PROBLEM REQUIREMENTS:
Find the word "title" in the data. Return every line where it appears.

DATA ENTRIES:
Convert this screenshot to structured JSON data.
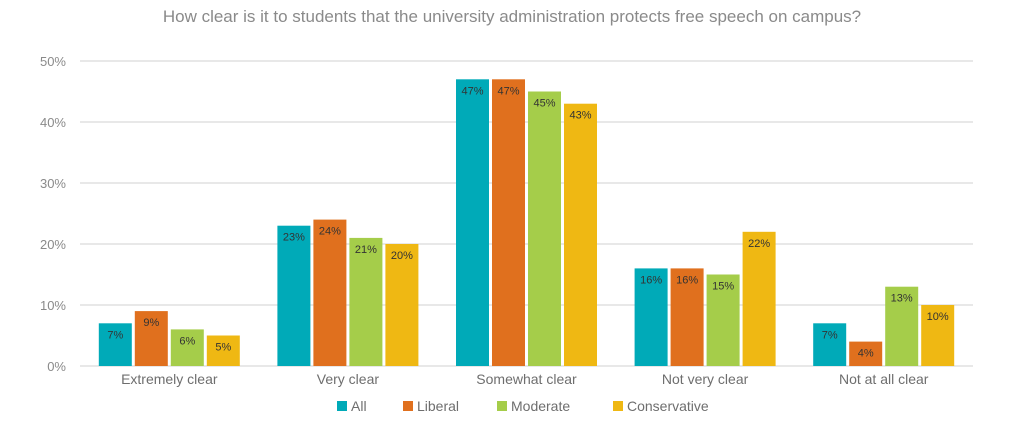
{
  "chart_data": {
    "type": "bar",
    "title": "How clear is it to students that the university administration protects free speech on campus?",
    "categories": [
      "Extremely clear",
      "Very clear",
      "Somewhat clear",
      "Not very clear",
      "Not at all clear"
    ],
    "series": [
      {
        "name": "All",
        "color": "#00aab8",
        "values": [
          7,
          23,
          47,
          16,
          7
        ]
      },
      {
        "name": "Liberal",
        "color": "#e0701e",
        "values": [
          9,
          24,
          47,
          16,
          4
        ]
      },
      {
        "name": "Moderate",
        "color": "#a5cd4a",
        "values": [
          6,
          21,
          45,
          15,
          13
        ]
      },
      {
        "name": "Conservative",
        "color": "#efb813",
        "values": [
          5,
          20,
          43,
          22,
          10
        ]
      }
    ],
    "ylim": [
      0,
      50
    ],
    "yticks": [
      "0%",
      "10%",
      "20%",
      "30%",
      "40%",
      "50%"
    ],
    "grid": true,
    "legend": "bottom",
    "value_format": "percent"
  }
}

--

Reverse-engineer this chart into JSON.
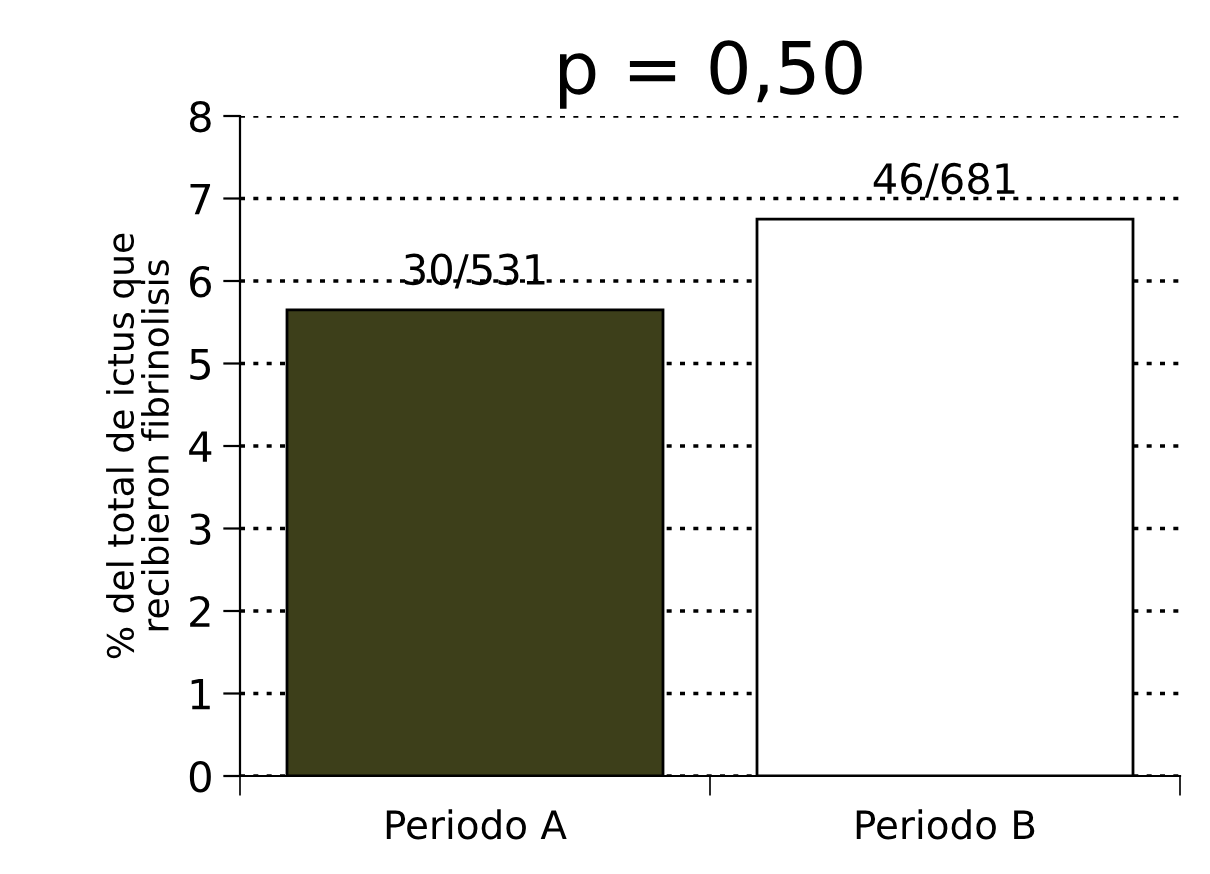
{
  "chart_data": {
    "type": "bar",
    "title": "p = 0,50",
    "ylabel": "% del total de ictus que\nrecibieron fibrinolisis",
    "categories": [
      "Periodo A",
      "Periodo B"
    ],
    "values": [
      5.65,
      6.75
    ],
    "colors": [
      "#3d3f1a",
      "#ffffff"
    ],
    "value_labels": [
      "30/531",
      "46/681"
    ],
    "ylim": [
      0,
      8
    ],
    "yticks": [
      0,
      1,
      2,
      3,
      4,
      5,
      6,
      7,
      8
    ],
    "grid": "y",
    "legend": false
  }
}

RESPONSE TO THIS TASK:
    "title": "How clear is it to students that the university administration protects free speech on campus?",
    "title": "p = 0,50",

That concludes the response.